Material for this task:

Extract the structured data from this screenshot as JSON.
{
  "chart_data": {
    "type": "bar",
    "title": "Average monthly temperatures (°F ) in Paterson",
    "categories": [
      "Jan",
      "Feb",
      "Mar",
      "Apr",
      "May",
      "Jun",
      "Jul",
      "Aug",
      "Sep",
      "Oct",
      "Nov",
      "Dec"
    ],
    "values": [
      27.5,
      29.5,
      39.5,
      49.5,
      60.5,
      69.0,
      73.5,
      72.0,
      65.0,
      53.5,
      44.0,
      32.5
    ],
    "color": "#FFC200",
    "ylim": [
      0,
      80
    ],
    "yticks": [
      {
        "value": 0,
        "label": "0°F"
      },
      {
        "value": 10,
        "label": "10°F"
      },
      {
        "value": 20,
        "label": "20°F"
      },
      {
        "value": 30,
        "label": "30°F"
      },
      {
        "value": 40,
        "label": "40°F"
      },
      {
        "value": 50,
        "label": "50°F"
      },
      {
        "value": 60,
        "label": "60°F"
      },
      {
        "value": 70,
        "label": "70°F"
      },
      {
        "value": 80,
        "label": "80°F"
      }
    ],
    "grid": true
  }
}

Short task:
Repeat the data precisely, line by line.

Solved exercise:
Extract the structured data from this screenshot as JSON.
{
  "chart_data": {
    "type": "bar",
    "title": "Average monthly temperatures (°F ) in Paterson",
    "categories": [
      "Jan",
      "Feb",
      "Mar",
      "Apr",
      "May",
      "Jun",
      "Jul",
      "Aug",
      "Sep",
      "Oct",
      "Nov",
      "Dec"
    ],
    "values": [
      27.5,
      29.5,
      39.5,
      49.5,
      60.5,
      69.0,
      73.5,
      72.0,
      65.0,
      53.5,
      44.0,
      32.5
    ],
    "color": "#FFC200",
    "ylim": [
      0,
      80
    ],
    "yticks": [
      {
        "value": 0,
        "label": "0°F"
      },
      {
        "value": 10,
        "label": "10°F"
      },
      {
        "value": 20,
        "label": "20°F"
      },
      {
        "value": 30,
        "label": "30°F"
      },
      {
        "value": 40,
        "label": "40°F"
      },
      {
        "value": 50,
        "label": "50°F"
      },
      {
        "value": 60,
        "label": "60°F"
      },
      {
        "value": 70,
        "label": "70°F"
      },
      {
        "value": 80,
        "label": "80°F"
      }
    ],
    "grid": true
  }
}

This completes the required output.